— WHAT THE TASK ASKS —
Set down each record exactly as written.

[Figure content listings]

• • • • • • •

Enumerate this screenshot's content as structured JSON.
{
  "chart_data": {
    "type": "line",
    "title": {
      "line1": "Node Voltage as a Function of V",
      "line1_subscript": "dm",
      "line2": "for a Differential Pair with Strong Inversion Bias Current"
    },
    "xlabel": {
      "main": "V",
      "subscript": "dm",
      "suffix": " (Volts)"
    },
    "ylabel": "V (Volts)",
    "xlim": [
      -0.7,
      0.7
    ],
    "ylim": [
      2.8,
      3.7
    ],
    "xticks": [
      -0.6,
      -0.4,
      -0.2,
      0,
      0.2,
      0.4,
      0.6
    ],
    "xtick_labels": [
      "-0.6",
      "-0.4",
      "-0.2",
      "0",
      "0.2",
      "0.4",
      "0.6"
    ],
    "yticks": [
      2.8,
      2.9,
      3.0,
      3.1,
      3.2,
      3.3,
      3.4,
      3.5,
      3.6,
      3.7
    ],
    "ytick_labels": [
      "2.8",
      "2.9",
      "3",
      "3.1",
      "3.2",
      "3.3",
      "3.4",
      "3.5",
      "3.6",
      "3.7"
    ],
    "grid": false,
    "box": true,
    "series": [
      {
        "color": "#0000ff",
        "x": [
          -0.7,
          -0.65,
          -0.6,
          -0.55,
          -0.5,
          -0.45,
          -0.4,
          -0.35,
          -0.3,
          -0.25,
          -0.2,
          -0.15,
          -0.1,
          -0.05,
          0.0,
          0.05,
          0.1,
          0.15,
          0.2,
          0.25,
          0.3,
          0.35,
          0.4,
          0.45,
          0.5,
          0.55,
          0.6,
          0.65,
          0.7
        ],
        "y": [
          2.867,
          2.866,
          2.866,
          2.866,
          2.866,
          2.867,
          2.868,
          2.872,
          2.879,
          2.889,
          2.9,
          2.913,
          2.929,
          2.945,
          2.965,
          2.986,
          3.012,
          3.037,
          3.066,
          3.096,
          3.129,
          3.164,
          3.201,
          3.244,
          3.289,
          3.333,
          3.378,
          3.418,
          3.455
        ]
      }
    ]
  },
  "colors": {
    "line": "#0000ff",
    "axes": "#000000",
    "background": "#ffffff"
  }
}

• • • • • • •

— SOLUTION FOR THIS PROBLEM —
Enumerate this screenshot's content as structured JSON.
{
  "chart_data": {
    "type": "line",
    "title": {
      "line1": "Node Voltage as a Function of V",
      "line1_subscript": "dm",
      "line2": "for a Differential Pair with Strong Inversion Bias Current"
    },
    "xlabel": {
      "main": "V",
      "subscript": "dm",
      "suffix": " (Volts)"
    },
    "ylabel": "V (Volts)",
    "xlim": [
      -0.7,
      0.7
    ],
    "ylim": [
      2.8,
      3.7
    ],
    "xticks": [
      -0.6,
      -0.4,
      -0.2,
      0,
      0.2,
      0.4,
      0.6
    ],
    "xtick_labels": [
      "-0.6",
      "-0.4",
      "-0.2",
      "0",
      "0.2",
      "0.4",
      "0.6"
    ],
    "yticks": [
      2.8,
      2.9,
      3.0,
      3.1,
      3.2,
      3.3,
      3.4,
      3.5,
      3.6,
      3.7
    ],
    "ytick_labels": [
      "2.8",
      "2.9",
      "3",
      "3.1",
      "3.2",
      "3.3",
      "3.4",
      "3.5",
      "3.6",
      "3.7"
    ],
    "grid": false,
    "box": true,
    "series": [
      {
        "color": "#0000ff",
        "x": [
          -0.7,
          -0.65,
          -0.6,
          -0.55,
          -0.5,
          -0.45,
          -0.4,
          -0.35,
          -0.3,
          -0.25,
          -0.2,
          -0.15,
          -0.1,
          -0.05,
          0.0,
          0.05,
          0.1,
          0.15,
          0.2,
          0.25,
          0.3,
          0.35,
          0.4,
          0.45,
          0.5,
          0.55,
          0.6,
          0.65,
          0.7
        ],
        "y": [
          2.867,
          2.866,
          2.866,
          2.866,
          2.866,
          2.867,
          2.868,
          2.872,
          2.879,
          2.889,
          2.9,
          2.913,
          2.929,
          2.945,
          2.965,
          2.986,
          3.012,
          3.037,
          3.066,
          3.096,
          3.129,
          3.164,
          3.201,
          3.244,
          3.289,
          3.333,
          3.378,
          3.418,
          3.455
        ]
      }
    ]
  },
  "colors": {
    "line": "#0000ff",
    "axes": "#000000",
    "background": "#ffffff"
  }
}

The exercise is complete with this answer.